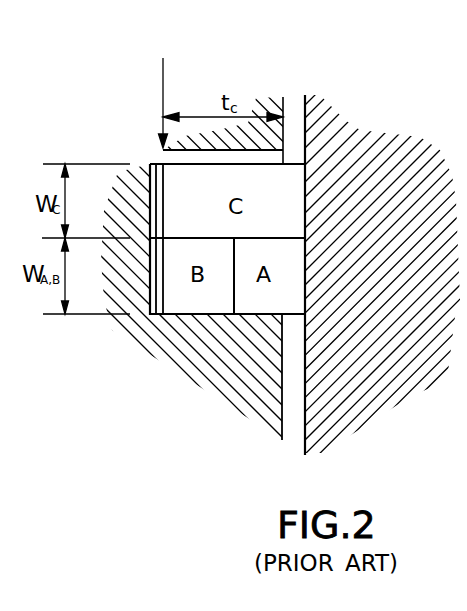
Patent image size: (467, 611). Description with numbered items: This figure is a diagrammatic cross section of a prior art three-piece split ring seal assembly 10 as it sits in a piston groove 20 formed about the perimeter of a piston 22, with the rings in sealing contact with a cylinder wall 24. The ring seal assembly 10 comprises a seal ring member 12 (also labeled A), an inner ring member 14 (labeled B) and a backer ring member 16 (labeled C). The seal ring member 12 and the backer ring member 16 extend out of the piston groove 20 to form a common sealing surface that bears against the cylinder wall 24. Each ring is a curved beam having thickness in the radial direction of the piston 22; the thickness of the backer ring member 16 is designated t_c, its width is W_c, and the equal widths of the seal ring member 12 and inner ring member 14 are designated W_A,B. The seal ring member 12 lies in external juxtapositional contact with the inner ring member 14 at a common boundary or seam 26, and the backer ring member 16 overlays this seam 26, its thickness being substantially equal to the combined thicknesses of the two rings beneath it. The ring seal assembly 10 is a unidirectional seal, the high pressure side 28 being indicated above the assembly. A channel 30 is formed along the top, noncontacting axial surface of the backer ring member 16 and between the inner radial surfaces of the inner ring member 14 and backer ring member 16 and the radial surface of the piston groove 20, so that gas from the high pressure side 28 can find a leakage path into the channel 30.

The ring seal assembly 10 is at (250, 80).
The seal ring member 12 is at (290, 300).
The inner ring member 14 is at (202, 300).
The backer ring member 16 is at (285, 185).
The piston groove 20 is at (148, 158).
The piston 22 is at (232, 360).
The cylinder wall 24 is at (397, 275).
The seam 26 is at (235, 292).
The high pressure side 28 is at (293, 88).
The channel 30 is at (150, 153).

Given task: Render all of the lines above as a Markdown table, skipping blank lines and the picture, with the columns "Row" for a number counting up from 1 and "Line" for the text of each line.

Response below:
| Row | Line |
|---|---|
| 1 | Patent image size: (467, 611). Description with numbered items: This figure is a diagrammatic cross section of a prior art three-piece split ring seal assembly 10 as it sits in a piston groove 20 formed about the perimeter of a piston 22, with the rings in sealing contact with a cylinder wall 24. The ring seal assembly 10 comprises a seal ring member 12 (also labeled A), an inner ring member 14 (labeled B) and a backer ring member 16 (labeled C). The seal ring member 12 and the backer ring member 16 extend out of the piston groove 20 to form a common sealing surface that bears against the cylinder wall 24. Each ring is a curved beam having thickness in the radial direction of the piston 22; the thickness of the backer ring member 16 is designated t_c, its width is W_c, and the equal widths of the seal ring member 12 and inner ring member 14 are designated W_A,B. The seal ring member 12 lies in external juxtapositional contact with the inner ring member 14 at a common boundary or seam 26, and the backer ring member 16 overlays this seam 26, its thickness being substantially equal to the combined thicknesses of the two rings beneath it. The ring seal assembly 10 is a unidirectional seal, the high pressure side 28 being indicated above the assembly. A channel 30 is formed along the top, noncontacting axial surface of the backer ring member 16 and between the inner radial surfaces of the inner ring member 14 and backer ring member 16 and the radial surface of the piston groove 20, so that gas from the high pressure side 28 can find a leakage path into the channel 30. |
| 2 | The ring seal assembly 10 is at (250, 80). |
| 3 | The seal ring member 12 is at (290, 300). |
| 4 | The inner ring member 14 is at (202, 300). |
| 5 | The backer ring member 16 is at (285, 185). |
| 6 | The piston groove 20 is at (148, 158). |
| 7 | The piston 22 is at (232, 360). |
| 8 | The cylinder wall 24 is at (397, 275). |
| 9 | The seam 26 is at (235, 292). |
| 10 | The high pressure side 28 is at (293, 88). |
| 11 | The channel 30 is at (150, 153). |